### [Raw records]
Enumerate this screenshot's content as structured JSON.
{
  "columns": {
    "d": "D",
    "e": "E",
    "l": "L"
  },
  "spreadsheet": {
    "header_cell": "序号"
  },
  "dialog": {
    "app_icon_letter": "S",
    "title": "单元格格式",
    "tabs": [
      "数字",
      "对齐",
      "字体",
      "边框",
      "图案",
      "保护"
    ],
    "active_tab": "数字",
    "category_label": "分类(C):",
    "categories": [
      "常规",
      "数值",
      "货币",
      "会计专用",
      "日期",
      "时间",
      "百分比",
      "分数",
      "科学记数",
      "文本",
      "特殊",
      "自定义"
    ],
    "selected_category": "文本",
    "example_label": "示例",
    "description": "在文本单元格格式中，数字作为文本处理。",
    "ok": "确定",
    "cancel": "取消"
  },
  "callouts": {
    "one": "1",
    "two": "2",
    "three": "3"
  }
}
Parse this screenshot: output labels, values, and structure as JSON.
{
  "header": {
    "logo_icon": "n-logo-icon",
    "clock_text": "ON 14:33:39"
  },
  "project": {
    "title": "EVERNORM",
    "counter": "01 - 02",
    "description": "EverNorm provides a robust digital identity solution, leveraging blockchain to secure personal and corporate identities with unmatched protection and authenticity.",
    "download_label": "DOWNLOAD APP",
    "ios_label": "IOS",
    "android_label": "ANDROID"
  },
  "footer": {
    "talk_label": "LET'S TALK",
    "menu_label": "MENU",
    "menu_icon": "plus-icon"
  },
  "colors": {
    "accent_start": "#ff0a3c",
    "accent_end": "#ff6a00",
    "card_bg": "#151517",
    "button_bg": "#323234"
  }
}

### [What this task involves]
Extract the full listing above without altering anything.

### [Expected output]
Enumerate this screenshot's content as structured JSON.
{
  "columns": {
    "d": "D",
    "e": "E",
    "l": "L"
  },
  "spreadsheet": {
    "header_cell": "序号"
  },
  "dialog": {
    "app_icon_letter": "S",
    "title": "单元格格式",
    "tabs": [
      "数字",
      "对齐",
      "字体",
      "边框",
      "图案",
      "保护"
    ],
    "active_tab": "数字",
    "category_label": "分类(C):",
    "categories": [
      "常规",
      "数值",
      "货币",
      "会计专用",
      "日期",
      "时间",
      "百分比",
      "分数",
      "科学记数",
      "文本",
      "特殊",
      "自定义"
    ],
    "selected_category": "文本",
    "example_label": "示例",
    "description": "在文本单元格格式中，数字作为文本处理。",
    "ok": "确定",
    "cancel": "取消"
  },
  "callouts": {
    "one": "1",
    "two": "2",
    "three": "3"
  }
}
Parse this screenshot: output labels, values, and structure as JSON.
{
  "header": {
    "logo_icon": "n-logo-icon",
    "clock_text": "ON 14:33:39"
  },
  "project": {
    "title": "EVERNORM",
    "counter": "01 - 02",
    "description": "EverNorm provides a robust digital identity solution, leveraging blockchain to secure personal and corporate identities with unmatched protection and authenticity.",
    "download_label": "DOWNLOAD APP",
    "ios_label": "IOS",
    "android_label": "ANDROID"
  },
  "footer": {
    "talk_label": "LET'S TALK",
    "menu_label": "MENU",
    "menu_icon": "plus-icon"
  },
  "colors": {
    "accent_start": "#ff0a3c",
    "accent_end": "#ff6a00",
    "card_bg": "#151517",
    "button_bg": "#323234"
  }
}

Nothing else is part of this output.